Task requirements => Search the records below for the word "Biomass". Pull out each line that has it.
──────────
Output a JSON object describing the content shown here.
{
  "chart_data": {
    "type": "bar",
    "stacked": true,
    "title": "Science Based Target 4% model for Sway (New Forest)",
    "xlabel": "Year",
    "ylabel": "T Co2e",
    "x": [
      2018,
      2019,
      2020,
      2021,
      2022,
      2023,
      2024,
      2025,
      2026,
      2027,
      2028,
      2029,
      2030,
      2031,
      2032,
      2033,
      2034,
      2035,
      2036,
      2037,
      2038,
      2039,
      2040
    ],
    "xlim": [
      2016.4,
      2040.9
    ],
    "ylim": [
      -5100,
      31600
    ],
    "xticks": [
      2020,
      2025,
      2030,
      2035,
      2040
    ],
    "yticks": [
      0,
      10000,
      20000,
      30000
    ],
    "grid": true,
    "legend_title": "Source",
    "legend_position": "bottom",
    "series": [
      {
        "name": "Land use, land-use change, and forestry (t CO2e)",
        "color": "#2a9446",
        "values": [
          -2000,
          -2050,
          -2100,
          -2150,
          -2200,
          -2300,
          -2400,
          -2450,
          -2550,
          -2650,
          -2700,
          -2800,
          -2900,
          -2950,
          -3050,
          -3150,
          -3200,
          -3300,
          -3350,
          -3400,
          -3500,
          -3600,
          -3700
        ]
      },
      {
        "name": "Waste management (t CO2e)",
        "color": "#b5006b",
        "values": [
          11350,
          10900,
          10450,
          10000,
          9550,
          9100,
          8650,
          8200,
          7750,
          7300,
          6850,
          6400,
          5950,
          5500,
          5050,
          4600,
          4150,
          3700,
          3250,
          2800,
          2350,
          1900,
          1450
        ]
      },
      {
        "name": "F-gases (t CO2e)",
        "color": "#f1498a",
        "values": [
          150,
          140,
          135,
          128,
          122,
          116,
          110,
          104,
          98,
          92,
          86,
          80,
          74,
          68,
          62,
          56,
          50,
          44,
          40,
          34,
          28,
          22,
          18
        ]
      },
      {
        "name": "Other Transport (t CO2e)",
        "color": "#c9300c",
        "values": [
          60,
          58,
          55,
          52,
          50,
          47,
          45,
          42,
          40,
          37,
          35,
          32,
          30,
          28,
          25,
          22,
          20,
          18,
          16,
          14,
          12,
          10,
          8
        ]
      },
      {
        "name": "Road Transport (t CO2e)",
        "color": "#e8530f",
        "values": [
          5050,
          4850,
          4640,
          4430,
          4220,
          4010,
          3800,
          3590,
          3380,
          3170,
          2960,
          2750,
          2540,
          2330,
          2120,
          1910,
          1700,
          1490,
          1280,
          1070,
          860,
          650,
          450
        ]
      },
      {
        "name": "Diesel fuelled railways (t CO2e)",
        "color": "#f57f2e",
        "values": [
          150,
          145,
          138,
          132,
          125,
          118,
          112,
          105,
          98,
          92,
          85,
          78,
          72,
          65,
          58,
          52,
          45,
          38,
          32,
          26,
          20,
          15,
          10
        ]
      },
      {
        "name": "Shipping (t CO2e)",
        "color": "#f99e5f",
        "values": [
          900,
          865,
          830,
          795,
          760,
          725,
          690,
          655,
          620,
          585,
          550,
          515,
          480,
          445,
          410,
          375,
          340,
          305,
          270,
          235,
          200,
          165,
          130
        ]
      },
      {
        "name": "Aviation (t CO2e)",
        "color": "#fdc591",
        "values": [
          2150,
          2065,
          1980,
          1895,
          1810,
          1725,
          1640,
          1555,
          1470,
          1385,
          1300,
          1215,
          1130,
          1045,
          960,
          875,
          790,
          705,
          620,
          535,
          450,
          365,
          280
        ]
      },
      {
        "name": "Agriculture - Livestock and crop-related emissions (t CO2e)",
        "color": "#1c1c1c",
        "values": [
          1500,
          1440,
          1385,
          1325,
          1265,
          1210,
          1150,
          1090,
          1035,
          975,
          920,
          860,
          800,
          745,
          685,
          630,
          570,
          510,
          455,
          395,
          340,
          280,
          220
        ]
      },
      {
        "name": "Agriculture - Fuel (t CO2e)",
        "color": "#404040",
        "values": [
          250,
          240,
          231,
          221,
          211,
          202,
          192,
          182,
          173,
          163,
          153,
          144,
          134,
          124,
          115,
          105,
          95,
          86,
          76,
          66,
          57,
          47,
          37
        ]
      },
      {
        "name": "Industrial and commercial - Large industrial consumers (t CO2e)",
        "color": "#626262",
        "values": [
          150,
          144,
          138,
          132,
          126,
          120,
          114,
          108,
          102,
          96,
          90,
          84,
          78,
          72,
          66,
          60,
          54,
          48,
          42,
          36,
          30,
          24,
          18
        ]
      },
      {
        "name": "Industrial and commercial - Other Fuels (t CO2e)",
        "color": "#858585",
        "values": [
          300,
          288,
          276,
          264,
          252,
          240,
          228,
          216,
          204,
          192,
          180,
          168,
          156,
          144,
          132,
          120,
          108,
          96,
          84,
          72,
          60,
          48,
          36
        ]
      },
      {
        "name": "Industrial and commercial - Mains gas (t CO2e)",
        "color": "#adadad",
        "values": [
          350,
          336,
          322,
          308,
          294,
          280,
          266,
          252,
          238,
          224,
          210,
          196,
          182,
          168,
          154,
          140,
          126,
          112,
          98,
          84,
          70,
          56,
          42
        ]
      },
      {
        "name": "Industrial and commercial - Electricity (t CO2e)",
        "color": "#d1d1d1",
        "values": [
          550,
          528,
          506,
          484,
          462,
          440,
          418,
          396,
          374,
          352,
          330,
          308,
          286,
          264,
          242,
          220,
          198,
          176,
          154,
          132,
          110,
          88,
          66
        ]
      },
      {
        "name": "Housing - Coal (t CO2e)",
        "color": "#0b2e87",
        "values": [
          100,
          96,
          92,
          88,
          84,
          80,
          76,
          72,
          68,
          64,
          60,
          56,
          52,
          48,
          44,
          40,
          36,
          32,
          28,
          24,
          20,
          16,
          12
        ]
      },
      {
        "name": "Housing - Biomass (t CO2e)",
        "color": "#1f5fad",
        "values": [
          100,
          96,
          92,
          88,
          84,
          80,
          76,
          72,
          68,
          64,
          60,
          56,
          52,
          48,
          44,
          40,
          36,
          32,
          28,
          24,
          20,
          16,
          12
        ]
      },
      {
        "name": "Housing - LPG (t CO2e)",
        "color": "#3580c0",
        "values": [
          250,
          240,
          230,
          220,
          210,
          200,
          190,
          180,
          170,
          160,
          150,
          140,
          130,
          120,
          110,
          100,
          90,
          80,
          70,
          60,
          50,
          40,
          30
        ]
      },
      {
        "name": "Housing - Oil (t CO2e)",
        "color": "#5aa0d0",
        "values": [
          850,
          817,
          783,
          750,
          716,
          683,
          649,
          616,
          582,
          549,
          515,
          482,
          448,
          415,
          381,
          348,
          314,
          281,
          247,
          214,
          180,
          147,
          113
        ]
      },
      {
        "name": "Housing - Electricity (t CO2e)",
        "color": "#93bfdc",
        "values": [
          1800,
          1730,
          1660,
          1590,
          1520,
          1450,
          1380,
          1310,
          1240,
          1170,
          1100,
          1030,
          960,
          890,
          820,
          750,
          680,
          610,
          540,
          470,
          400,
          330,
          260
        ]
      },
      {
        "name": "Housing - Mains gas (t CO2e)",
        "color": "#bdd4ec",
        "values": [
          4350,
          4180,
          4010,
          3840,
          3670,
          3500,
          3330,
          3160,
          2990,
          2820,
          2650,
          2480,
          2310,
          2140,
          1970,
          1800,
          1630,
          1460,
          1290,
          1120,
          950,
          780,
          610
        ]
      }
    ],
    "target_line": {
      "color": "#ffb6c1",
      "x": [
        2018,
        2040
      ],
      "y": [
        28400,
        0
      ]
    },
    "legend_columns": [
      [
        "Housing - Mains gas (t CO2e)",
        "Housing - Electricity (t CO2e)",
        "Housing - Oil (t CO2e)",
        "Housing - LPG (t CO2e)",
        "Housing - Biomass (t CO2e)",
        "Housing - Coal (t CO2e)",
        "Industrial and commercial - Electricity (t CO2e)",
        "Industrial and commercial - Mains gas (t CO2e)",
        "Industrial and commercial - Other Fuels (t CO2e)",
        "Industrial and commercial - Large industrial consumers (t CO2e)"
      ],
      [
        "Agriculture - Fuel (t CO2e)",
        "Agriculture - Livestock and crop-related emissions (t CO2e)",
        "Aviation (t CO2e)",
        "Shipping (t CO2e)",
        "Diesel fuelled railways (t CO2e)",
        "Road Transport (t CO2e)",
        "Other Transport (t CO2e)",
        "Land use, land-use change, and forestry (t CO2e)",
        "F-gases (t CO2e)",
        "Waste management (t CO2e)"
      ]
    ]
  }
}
──────────
Finished answer =>
        "name": "Housing - Biomass (t CO2e)",
        "Housing - Biomass (t CO2e)",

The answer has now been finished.